-- start EXTRACTED DATA --

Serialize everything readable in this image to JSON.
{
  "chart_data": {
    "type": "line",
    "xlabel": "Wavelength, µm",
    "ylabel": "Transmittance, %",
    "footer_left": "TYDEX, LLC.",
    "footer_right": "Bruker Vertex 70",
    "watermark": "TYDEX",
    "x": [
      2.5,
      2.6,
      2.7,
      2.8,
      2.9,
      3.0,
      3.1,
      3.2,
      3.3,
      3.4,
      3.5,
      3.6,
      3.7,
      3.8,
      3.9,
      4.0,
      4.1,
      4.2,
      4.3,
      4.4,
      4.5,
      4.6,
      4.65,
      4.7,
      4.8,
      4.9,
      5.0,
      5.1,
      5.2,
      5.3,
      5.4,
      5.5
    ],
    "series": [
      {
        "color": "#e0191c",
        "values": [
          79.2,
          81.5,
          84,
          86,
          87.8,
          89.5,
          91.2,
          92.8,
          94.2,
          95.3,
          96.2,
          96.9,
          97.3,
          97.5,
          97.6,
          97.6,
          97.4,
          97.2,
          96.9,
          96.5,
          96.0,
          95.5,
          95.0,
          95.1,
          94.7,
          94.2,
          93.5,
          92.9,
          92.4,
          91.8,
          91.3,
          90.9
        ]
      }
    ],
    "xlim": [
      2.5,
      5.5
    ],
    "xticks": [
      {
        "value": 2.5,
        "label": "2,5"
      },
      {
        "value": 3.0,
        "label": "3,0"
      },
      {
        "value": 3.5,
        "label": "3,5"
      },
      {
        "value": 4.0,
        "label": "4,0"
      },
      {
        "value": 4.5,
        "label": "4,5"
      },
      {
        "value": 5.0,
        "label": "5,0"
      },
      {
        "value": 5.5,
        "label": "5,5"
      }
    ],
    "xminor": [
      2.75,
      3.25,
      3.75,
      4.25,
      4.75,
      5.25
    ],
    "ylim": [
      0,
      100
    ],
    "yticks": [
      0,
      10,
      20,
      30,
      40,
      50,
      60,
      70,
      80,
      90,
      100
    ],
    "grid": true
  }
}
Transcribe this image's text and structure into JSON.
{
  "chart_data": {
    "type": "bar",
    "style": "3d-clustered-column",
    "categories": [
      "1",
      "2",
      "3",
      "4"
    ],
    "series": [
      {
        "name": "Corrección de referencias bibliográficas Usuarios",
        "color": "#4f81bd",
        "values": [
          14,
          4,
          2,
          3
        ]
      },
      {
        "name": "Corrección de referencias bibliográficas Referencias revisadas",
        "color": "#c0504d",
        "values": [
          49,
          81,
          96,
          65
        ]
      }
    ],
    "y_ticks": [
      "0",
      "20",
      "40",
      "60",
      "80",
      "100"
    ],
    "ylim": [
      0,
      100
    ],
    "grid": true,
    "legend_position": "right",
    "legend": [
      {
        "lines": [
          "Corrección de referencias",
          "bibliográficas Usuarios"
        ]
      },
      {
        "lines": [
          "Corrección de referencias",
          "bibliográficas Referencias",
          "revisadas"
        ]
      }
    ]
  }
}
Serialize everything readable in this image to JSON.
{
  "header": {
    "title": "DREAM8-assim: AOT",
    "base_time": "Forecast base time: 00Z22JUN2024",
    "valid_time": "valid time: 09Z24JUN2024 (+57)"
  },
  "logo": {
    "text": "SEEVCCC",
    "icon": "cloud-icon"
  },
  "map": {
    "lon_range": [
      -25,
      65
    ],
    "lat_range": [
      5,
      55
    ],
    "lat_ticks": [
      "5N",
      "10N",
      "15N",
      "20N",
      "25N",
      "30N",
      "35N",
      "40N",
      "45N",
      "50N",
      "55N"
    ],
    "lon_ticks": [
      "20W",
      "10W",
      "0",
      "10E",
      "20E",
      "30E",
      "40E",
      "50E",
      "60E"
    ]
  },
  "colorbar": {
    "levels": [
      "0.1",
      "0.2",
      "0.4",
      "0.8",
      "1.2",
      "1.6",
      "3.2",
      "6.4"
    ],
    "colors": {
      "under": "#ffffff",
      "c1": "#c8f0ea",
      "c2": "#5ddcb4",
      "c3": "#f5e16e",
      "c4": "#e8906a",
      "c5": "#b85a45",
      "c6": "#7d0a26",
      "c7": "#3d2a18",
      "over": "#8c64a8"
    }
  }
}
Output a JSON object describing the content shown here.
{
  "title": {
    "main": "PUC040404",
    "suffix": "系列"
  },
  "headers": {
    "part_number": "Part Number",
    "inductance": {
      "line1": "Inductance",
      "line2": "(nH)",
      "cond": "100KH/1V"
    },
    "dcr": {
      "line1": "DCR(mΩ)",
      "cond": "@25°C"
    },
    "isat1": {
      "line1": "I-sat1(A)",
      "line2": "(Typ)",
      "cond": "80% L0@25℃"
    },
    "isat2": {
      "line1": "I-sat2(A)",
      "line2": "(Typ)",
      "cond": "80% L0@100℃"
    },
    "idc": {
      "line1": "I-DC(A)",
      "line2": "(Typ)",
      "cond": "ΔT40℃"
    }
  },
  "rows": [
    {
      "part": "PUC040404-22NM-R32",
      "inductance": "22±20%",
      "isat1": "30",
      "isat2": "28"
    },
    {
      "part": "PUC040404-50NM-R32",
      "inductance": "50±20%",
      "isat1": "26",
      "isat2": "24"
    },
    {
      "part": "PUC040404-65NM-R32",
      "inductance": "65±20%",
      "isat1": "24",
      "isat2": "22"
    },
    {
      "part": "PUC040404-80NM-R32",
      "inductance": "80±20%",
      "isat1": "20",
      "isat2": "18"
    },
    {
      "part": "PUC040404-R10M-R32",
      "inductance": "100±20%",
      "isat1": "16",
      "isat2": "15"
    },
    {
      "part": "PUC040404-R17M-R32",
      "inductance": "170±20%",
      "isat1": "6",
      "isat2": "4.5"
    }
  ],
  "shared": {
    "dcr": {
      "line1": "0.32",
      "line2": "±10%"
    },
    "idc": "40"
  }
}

-- end EXTRACTED DATA --

## WHAT YOU SHOULD DO:
Count up every line above that has the word "TYDEX" in it; answer with the number alone.

## EXERCISE RESPONSE:
2